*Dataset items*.
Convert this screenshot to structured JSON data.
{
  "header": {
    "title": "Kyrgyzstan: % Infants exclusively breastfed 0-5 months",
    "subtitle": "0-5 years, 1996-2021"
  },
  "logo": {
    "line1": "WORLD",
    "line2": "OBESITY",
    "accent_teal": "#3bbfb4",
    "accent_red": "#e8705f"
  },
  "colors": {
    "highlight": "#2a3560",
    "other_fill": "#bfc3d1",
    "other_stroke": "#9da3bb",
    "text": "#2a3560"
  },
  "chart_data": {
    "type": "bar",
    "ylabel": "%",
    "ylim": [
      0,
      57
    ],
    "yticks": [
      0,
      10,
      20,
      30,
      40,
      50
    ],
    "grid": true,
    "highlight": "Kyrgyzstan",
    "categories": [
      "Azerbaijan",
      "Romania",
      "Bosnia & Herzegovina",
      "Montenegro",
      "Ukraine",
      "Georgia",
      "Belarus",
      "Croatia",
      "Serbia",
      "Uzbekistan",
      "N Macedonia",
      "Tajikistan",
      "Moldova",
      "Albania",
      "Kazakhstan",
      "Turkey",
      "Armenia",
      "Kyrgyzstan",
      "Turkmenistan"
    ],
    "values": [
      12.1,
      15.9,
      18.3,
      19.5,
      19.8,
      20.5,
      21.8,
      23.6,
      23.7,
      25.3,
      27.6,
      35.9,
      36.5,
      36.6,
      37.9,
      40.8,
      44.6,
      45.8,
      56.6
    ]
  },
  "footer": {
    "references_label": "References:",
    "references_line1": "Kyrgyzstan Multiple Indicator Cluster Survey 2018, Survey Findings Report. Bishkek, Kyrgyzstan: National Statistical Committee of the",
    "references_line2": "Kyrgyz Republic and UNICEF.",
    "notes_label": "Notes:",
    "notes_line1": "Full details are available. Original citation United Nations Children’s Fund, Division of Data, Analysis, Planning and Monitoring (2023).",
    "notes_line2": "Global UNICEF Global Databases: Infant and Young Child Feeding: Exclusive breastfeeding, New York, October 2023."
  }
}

*Request*. Give only the number of lines in the data that include the string "Kyrgyzstan".

*Result*. 4